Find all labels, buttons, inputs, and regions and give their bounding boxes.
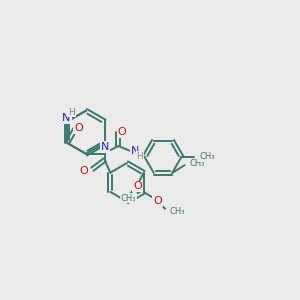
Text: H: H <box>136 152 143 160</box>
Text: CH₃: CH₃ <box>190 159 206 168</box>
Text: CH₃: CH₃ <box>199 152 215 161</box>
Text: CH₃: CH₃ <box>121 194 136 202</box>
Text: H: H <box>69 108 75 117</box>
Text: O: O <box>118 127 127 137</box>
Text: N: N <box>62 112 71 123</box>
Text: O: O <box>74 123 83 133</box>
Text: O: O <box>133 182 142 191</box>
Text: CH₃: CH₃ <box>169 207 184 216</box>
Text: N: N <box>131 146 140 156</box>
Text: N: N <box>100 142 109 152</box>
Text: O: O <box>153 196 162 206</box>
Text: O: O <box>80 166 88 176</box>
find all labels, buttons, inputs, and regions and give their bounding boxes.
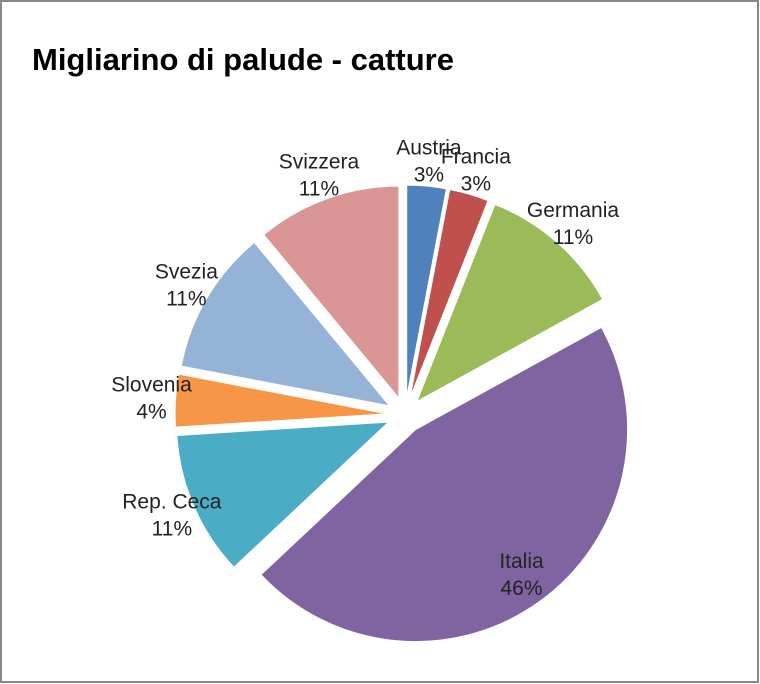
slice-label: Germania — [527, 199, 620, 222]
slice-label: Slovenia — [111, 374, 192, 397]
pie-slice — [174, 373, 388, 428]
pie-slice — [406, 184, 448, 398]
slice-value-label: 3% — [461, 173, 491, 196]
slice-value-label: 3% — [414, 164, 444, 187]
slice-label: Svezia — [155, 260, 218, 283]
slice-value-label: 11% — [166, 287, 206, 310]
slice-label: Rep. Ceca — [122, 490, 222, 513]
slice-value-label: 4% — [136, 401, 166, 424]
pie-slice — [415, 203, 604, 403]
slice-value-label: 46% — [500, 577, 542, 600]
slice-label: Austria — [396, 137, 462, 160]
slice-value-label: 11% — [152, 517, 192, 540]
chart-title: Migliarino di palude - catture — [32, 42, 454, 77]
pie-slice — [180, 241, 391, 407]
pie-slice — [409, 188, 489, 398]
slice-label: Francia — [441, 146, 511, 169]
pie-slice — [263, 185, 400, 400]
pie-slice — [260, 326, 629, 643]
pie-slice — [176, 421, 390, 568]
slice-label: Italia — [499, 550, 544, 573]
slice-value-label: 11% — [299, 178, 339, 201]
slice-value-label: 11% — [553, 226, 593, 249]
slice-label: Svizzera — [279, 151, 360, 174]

====

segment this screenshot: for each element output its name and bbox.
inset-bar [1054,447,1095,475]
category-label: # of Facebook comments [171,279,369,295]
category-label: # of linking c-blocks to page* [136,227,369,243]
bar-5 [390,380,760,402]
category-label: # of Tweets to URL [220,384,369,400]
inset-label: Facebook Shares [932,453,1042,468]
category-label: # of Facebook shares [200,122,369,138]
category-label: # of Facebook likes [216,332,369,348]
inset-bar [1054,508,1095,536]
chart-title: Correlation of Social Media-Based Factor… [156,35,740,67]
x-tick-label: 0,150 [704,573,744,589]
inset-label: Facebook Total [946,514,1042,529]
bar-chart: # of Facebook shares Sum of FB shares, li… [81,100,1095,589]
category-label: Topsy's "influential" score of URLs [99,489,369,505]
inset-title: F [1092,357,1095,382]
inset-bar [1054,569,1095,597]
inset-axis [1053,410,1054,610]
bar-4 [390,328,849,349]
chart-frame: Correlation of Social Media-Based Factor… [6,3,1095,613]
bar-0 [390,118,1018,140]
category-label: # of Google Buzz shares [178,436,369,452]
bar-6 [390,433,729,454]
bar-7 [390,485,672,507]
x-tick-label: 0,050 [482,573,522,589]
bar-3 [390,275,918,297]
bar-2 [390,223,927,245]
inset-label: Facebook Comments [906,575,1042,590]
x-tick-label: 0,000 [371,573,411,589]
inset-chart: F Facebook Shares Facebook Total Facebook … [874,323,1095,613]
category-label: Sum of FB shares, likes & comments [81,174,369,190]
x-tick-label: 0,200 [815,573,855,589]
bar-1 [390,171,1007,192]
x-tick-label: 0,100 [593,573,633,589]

====

Short problem:
Reproduce the lines verbatim, from the line containing "segment this screenshot: for" up to and including the line containing "chart-title: Correlation of".

Final result:
segment this screenshot: for each element output its name and bbox.
inset-bar [1054,447,1095,475]
category-label: # of Facebook comments [171,279,369,295]
category-label: # of linking c-blocks to page* [136,227,369,243]
bar-5 [390,380,760,402]
category-label: # of Tweets to URL [220,384,369,400]
inset-label: Facebook Shares [932,453,1042,468]
category-label: # of Facebook shares [200,122,369,138]
category-label: # of Facebook likes [216,332,369,348]
inset-bar [1054,508,1095,536]
chart-title: Correlation of Social Media-Based Factor… [156,35,740,67]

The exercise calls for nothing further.